___ Record list

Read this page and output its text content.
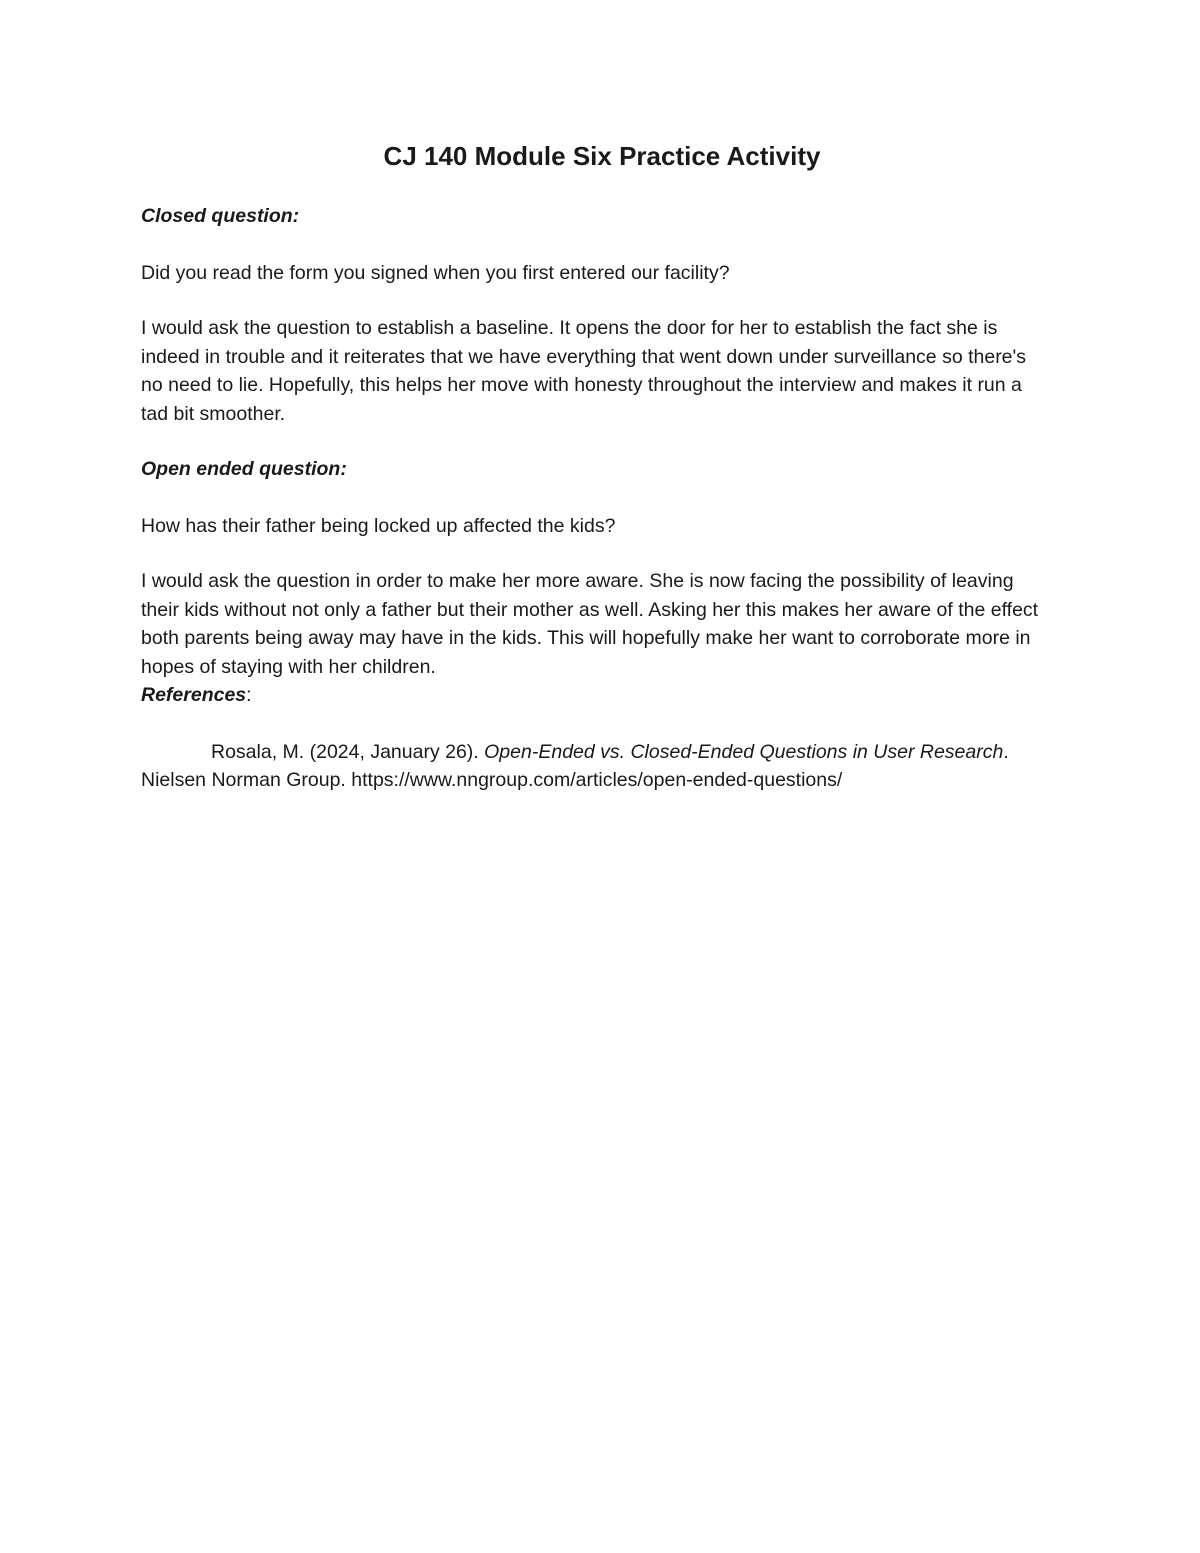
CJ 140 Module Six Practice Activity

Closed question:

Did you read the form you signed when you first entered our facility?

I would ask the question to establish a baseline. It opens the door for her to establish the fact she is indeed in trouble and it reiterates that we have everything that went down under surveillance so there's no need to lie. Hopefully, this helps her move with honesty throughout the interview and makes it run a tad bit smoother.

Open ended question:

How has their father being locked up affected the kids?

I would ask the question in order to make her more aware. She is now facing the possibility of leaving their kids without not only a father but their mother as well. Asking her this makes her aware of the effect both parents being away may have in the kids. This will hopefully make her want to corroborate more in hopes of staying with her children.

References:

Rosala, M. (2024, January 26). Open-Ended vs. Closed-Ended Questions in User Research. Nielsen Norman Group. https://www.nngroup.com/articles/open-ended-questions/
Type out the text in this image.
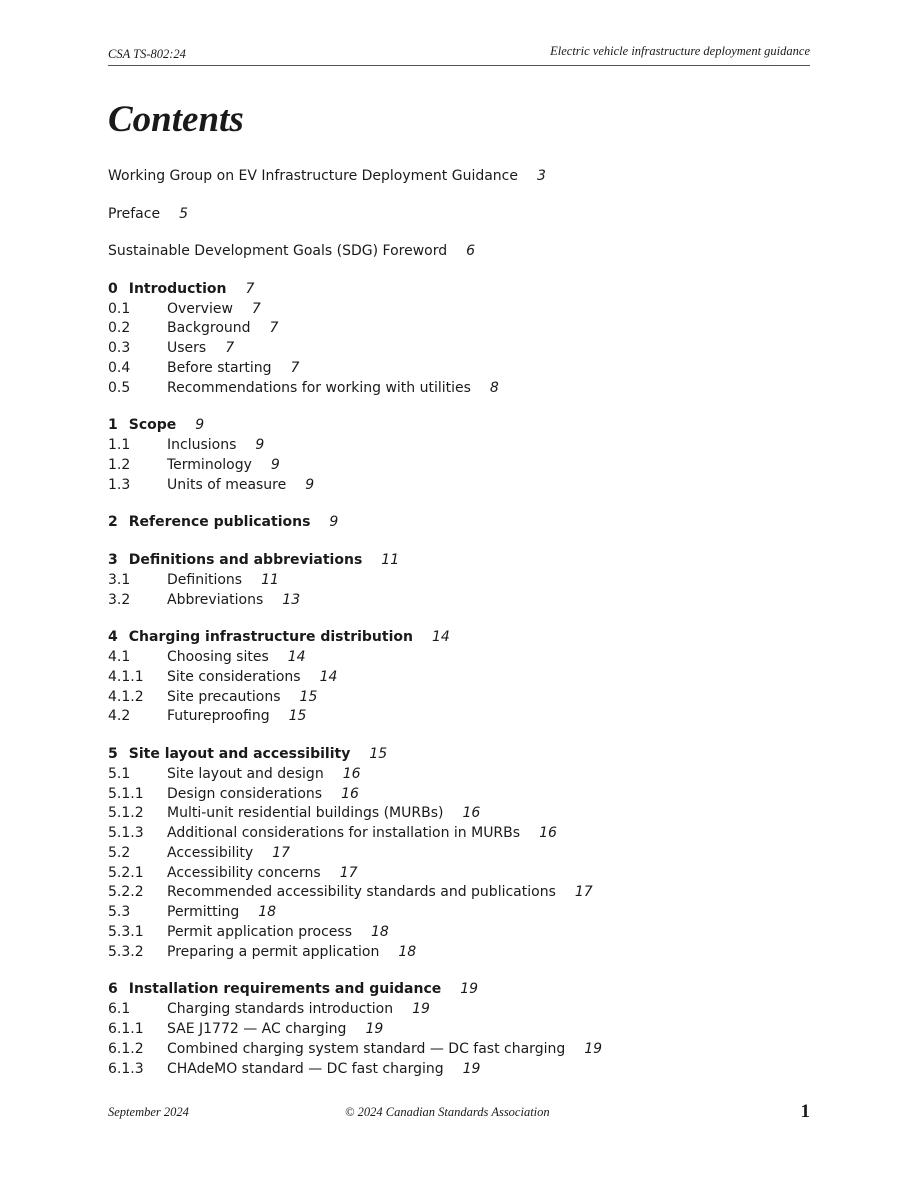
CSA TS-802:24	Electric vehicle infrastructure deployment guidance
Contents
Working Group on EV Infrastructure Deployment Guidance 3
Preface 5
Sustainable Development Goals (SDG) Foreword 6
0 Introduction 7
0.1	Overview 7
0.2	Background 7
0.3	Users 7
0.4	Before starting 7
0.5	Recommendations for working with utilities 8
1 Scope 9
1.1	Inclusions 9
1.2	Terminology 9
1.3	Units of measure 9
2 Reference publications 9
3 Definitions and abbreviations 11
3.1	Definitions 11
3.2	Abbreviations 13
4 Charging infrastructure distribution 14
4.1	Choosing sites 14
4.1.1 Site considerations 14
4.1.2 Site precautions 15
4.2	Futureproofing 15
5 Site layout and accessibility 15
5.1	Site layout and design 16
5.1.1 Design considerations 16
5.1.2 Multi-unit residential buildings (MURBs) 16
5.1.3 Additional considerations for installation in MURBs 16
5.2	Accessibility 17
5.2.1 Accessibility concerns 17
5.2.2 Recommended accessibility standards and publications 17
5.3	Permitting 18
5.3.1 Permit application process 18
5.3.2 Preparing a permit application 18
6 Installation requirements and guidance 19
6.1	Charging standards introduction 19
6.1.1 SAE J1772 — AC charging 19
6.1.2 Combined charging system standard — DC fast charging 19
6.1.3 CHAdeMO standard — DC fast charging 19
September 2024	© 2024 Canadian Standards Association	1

______

What is being asked
Where a line holds "Group", copy it out.

Reply to the exercise
Rosala, M. (2024, January 26). Open-Ended vs. Closed-Ended Questions in User Research. Nielsen Norman Group. https://www.nngroup.com/articles/open-ended-questions/
Working Group on EV Infrastructure Deployment Guidance 3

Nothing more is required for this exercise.